Is there a way to not sort the action of git for-each-ref
, i.e., leave it in the same order as specified on the command line?
My use case: I want to find the first (or last) branch name from the following set of patterns:
% git for-each-ref --format '%(refname:short)' 'refs/heads/dev/v*' 'refs/heads/develop' 'refs/heads/master' 'refs/heads/main'
develop
main
master
However, as you can see, main
is appearing before master
, because according to the docs for --sort
, "when unspecified, refname
is used."
In case this is an x-y problem - this is part of a heuristic alias to find the dev head (using whatever precedence is handy for our team), so if anyone has a better technique for that, I'd be interested too.
# Determine the development head of this repository. If there's not one, assume we're using mainline development.
--------------------
» Task requirements
(1) According to the git for-each-ref question, what does git use to sort when --sort is unspecified?
(2) Reproduce the git for-each-ref question word for word, everything from "My use case: I" down to "using mainline development.".
(3) Continue the git for-each-ref question, starting right after its final line.
--------------------
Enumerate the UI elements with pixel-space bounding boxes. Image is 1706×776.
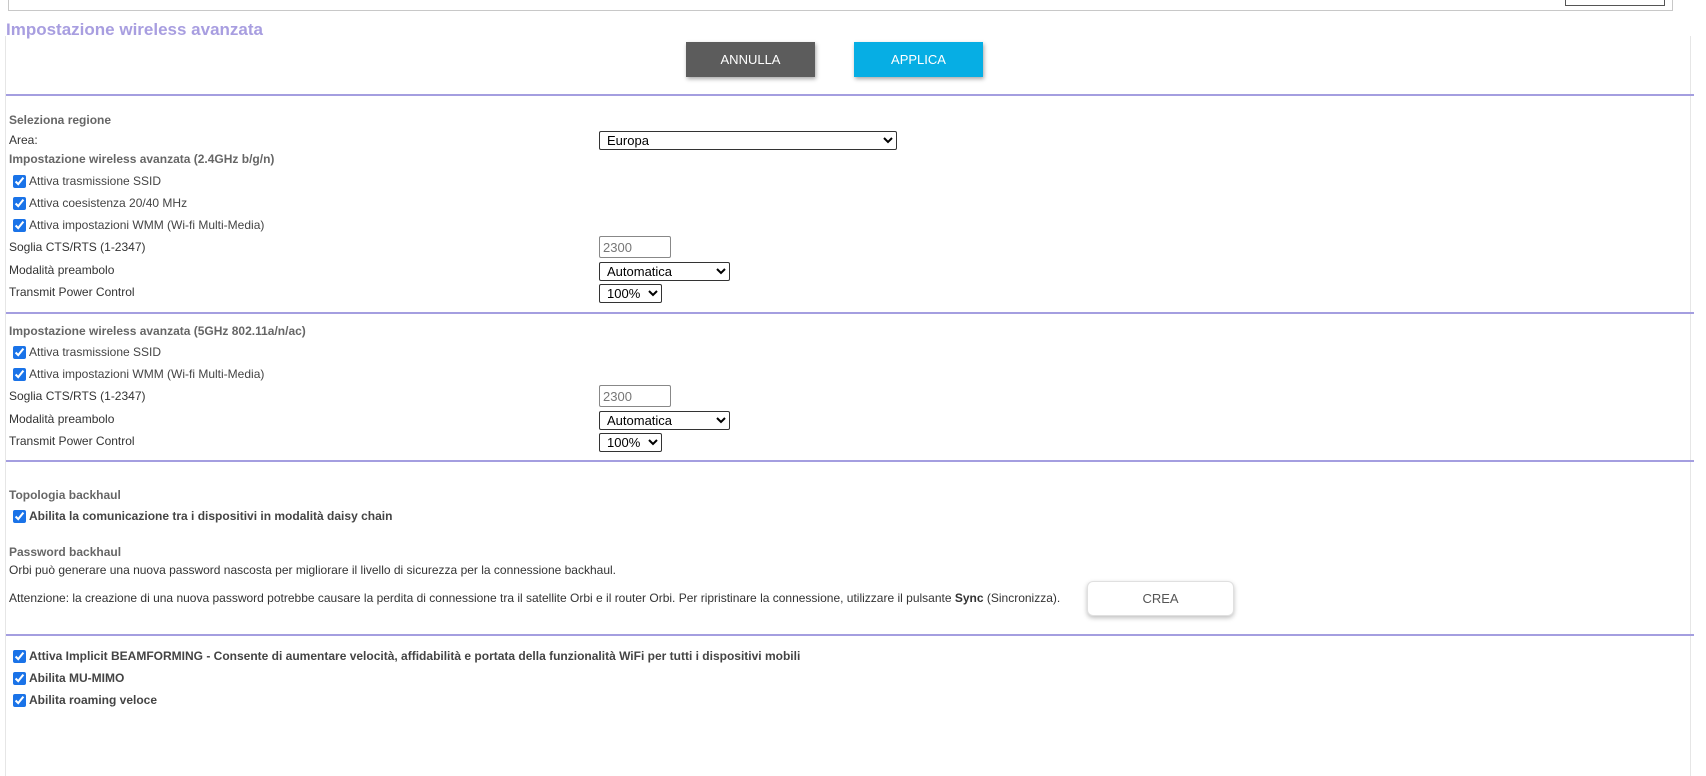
backhaul-warning-text: Attenzione: la creazione di una nuova pa… — [9, 591, 955, 605]
band5-ssid-broadcast-label: Attiva trasmissione SSID — [29, 345, 162, 359]
band5-ssid-broadcast-option[interactable]: Attiva trasmissione SSID — [13, 344, 161, 360]
backhaul-password-heading: Password backhaul — [9, 545, 122, 559]
mumimo-label: Abilita MU-MIMO — [29, 671, 125, 685]
region-heading: Seleziona regione — [9, 113, 112, 127]
band5-wmm-option[interactable]: Attiva impostazioni WMM (Wi-fi Multi-Med… — [13, 366, 264, 382]
create-password-button[interactable]: CREA — [1087, 581, 1234, 616]
band5-ssid-broadcast-checkbox[interactable] — [13, 345, 26, 359]
band5-power-label: Transmit Power Control — [9, 434, 135, 448]
page-title: Impostazione wireless avanzata — [6, 20, 263, 39]
daisy-chain-option[interactable]: Abilita la comunicazione tra i dispositi… — [13, 508, 392, 524]
top-button-edge[interactable] — [1565, 0, 1665, 6]
cancel-button[interactable]: ANNULLA — [686, 42, 815, 77]
separator — [6, 312, 1694, 314]
backhaul-warning-tail: (Sincronizza). — [983, 591, 1061, 605]
area-label: Area: — [9, 133, 38, 147]
fast-roaming-label: Abilita roaming veloce — [29, 693, 158, 707]
band24-power-select[interactable]: 100% — [599, 284, 662, 303]
band5-heading: Impostazione wireless avanzata (5GHz 802… — [9, 324, 306, 338]
band5-preamble-label: Modalità preambolo — [9, 412, 115, 426]
area-select[interactable]: Europa — [599, 131, 897, 150]
backhaul-password-info: Orbi può generare una nuova password nas… — [9, 563, 617, 577]
band24-coexistence-option[interactable]: Attiva coesistenza 20/40 MHz — [13, 195, 187, 211]
band5-power-select[interactable]: 100% — [599, 433, 662, 452]
mumimo-checkbox[interactable] — [13, 671, 26, 685]
daisy-chain-checkbox[interactable] — [13, 509, 26, 523]
beamforming-label: Attiva Implicit BEAMFORMING - Consente d… — [29, 649, 801, 663]
top-frame — [8, 0, 1673, 11]
band24-coexistence-checkbox[interactable] — [13, 196, 26, 210]
band24-wmm-option[interactable]: Attiva impostazioni WMM (Wi-fi Multi-Med… — [13, 217, 264, 233]
band24-wmm-checkbox[interactable] — [13, 218, 26, 232]
band24-power-label: Transmit Power Control — [9, 285, 135, 299]
beamforming-checkbox[interactable] — [13, 649, 26, 663]
beamforming-option[interactable]: Attiva Implicit BEAMFORMING - Consente d… — [13, 648, 800, 664]
band5-wmm-label: Attiva impostazioni WMM (Wi-fi Multi-Med… — [29, 367, 265, 381]
band24-preamble-select[interactable]: Automatica — [599, 262, 730, 281]
band5-cts-input[interactable] — [599, 385, 671, 407]
separator — [6, 460, 1694, 462]
band24-ssid-broadcast-checkbox[interactable] — [13, 174, 26, 188]
separator — [6, 94, 1694, 96]
fast-roaming-option[interactable]: Abilita roaming veloce — [13, 692, 157, 708]
apply-button[interactable]: APPLICA — [854, 42, 983, 77]
sync-keyword: Sync — [954, 591, 984, 605]
band5-wmm-checkbox[interactable] — [13, 367, 26, 381]
band5-cts-label: Soglia CTS/RTS (1-2347) — [9, 389, 146, 403]
band5-preamble-select[interactable]: Automatica — [599, 411, 730, 430]
fast-roaming-checkbox[interactable] — [13, 693, 26, 707]
band24-ssid-broadcast-option[interactable]: Attiva trasmissione SSID — [13, 173, 161, 189]
band24-cts-input[interactable] — [599, 236, 671, 258]
band24-ssid-broadcast-label: Attiva trasmissione SSID — [29, 174, 162, 188]
band24-coexistence-label: Attiva coesistenza 20/40 MHz — [29, 196, 188, 210]
band24-preamble-label: Modalità preambolo — [9, 263, 115, 277]
band24-cts-label: Soglia CTS/RTS (1-2347) — [9, 240, 146, 254]
band24-wmm-label: Attiva impostazioni WMM (Wi-fi Multi-Med… — [29, 218, 265, 232]
daisy-chain-label: Abilita la comunicazione tra i dispositi… — [29, 509, 393, 523]
mumimo-option[interactable]: Abilita MU-MIMO — [13, 670, 124, 686]
separator — [6, 634, 1694, 636]
backhaul-warning: Attenzione: la creazione di una nuova pa… — [9, 591, 1060, 605]
band24-heading: Impostazione wireless avanzata (2.4GHz b… — [9, 152, 275, 166]
backhaul-topology-heading: Topologia backhaul — [9, 488, 121, 502]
--------------------
» Per-task outputs
(1) It uses refname.

(2)
My use case: I want to find the first (or last) branch name from the following set of patterns:
% git for-each-ref --format '%(refname:short)' 'refs/heads/dev/v*' 'refs/heads/develop' 'refs/heads/master' 'refs/heads/main'
develop
main
master
However, as you can see, main
is appearing before master
, because according to the docs for --sort
, "when unspecified, refname
is used."
In case this is an x-y problem - this is part of a heuristic alias to find the dev head (using whatever precedence is handy for our team), so if anyone has a better technique for that, I'd be interested too.
# Determine the development head of this repository. If there's not one, assume we're using mainline development.

(3)
# Handy for rebasing feature branches.
dev-branch = "!f() { \n\
git for-each-ref --format '%(refname:short)' 'refs/heads/dev/v*' 'refs/heads/develop' 'refs/heads/main' 'refs/heads/master' | \n\
head -n 1; \n\
}; f"
Most probably no. 'refs/heads/dev/v*' must be sorted anyway; and BTW are you sure you want to get the first of v*
if there're many, not the last? Well, I don't see any other way but to check them one by one:
for branch in 'refs/heads/dev/v*' 'refs/heads/develop' 'refs/heads/main' 'refs/heads/master'; do
git for-each-ref --format '%(refname:short)' "$branch"
done | head -1
To get the last one use tail
and of course the loop must be reversed:
for branch in 'refs/heads/master' 'refs/heads/main' 'refs/heads/develop' 'refs/heads/dev/v*'; do
git for-each-ref --format '%(refname:short)' "$branch"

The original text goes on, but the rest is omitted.